The exercise - Without altering anything, repeat each of the records.

Records for the exercise -
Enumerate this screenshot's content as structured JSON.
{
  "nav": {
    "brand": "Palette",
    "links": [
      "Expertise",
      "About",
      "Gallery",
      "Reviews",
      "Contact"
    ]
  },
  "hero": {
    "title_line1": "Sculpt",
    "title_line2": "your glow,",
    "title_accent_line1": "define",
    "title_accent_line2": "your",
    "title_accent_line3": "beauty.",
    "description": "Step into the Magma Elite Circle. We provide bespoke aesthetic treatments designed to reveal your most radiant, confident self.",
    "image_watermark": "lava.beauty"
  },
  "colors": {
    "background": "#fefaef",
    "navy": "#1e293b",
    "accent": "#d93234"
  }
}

Answer in full -
Enumerate this screenshot's content as structured JSON.
{
  "nav": {
    "brand": "Palette",
    "links": [
      "Expertise",
      "About",
      "Gallery",
      "Reviews",
      "Contact"
    ]
  },
  "hero": {
    "title_line1": "Sculpt",
    "title_line2": "your glow,",
    "title_accent_line1": "define",
    "title_accent_line2": "your",
    "title_accent_line3": "beauty.",
    "description": "Step into the Magma Elite Circle. We provide bespoke aesthetic treatments designed to reveal your most radiant, confident self.",
    "image_watermark": "lava.beauty"
  },
  "colors": {
    "background": "#fefaef",
    "navy": "#1e293b",
    "accent": "#d93234"
  }
}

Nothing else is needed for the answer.